What needs to be done:
Copy every line of the records below where the word "Northwest" occurs.

[Figure data in JSON]
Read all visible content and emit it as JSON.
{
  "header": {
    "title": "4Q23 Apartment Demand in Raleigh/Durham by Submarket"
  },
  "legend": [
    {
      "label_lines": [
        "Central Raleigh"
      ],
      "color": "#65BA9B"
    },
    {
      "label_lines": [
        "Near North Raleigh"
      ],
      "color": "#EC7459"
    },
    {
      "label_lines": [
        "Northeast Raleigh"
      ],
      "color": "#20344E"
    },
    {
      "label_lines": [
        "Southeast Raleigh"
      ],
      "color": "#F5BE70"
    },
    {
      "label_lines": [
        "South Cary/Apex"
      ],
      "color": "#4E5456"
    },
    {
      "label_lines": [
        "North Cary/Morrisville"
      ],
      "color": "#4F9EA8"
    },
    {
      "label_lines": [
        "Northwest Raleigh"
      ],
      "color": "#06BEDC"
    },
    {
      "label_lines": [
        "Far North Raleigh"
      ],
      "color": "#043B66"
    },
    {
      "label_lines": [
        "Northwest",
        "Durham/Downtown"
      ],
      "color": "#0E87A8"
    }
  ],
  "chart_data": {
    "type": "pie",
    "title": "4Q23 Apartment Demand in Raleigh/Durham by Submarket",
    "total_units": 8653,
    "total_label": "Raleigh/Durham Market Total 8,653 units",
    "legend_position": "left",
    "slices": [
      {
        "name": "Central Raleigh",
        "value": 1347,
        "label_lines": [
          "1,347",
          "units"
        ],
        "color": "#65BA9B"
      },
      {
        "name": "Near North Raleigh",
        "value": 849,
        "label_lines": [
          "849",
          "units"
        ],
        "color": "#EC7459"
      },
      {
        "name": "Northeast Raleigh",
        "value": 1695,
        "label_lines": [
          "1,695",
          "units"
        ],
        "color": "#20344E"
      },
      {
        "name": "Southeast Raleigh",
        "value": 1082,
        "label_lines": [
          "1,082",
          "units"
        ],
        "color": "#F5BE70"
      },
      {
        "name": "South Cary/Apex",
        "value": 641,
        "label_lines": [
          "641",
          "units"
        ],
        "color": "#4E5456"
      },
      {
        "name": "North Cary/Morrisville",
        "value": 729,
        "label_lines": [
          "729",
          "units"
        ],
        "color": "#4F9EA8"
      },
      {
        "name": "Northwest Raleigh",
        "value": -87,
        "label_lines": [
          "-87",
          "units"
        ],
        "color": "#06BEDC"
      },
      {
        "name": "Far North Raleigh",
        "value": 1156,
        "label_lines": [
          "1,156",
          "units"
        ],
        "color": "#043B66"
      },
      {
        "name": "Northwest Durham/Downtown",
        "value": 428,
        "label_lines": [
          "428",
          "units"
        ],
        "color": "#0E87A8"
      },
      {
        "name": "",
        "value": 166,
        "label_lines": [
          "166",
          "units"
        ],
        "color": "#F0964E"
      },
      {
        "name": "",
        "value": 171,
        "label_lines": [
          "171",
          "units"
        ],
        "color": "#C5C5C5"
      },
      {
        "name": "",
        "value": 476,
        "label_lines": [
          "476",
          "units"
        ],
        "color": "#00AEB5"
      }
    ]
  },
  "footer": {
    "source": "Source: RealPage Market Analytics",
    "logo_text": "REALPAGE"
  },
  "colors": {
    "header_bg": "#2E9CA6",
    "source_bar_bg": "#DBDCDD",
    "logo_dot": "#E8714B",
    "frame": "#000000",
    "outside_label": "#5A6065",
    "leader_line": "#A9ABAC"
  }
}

Completed task:
        "Northwest Raleigh"
        "Northwest",
        "name": "Northwest Raleigh",
        "name": "Northwest Durham/Downtown",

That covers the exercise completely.